--- START OF SELECTED TEXT ---
I’m a morning person – I like to get my chores out of the way first so that I have more options later in the day. There are others who are night owls, their flow is to stay up later and get things done and then sleep in a little later the next day. These patterns are an example of our natural flow.

Natural Flow SketchFor example, I am writing this post on a Sunday morning because it is the first time this week that I have had the energy and time to do it (after work during the week is harder for me).

How does this impact us at work? When working with other people, how often do we stop to ask them about their preferred ways of working. It might be terrible of me to schedule a 7:30am meeting with someone who was a night-owl – but highly effective if that other person was like me and was able to start early. On the other side, how often would we speak up and say that we don’t do our best focused work after 5pm?

We have natural flows and rhythms of working in many other ways

  • Our conversation habits – the gaps we leave between when we start speaking and others have finished (these are also influenced by our geographic culture)
--- END OF SELECTED TEXT ---
--- START OF COLLECTED DATA ---
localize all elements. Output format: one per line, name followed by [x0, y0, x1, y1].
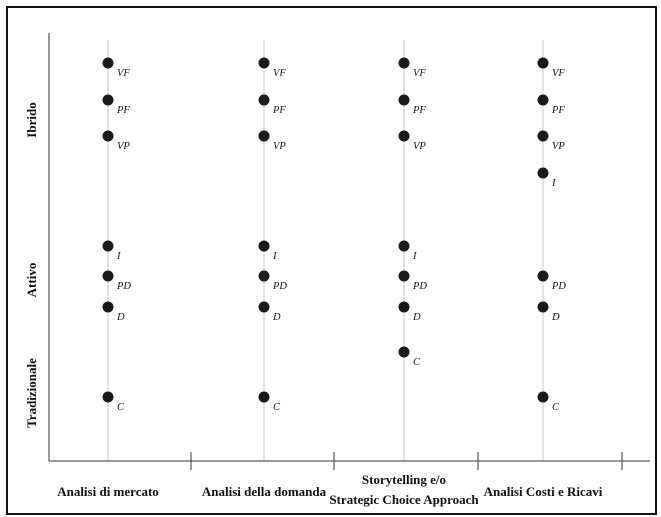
--- END OF COLLECTED DATA ---
How would the post on natural flow and working rhythms continue after its last line?

  • The ways that we perform repeatable tasks (such as filling in time sheets, drafting emails, transport between and to/from offices)

  • Ceremonies such as how we start meetings, where we sit/stand how we make tea or coffee

  • Engagement flows – how we greet people and get started with conversations and work items

We are subconsciously observing a lot of these flows whenever we interact with others, but there is a risk that we are misinterpreting our observations. I have also not given my own natural flows much thought aside from the morning person observation already mentioned. I am about to start working on a few small projects with some colleagues and will try having a conversation about preferred working styles in the next month – a good future topic for this blog.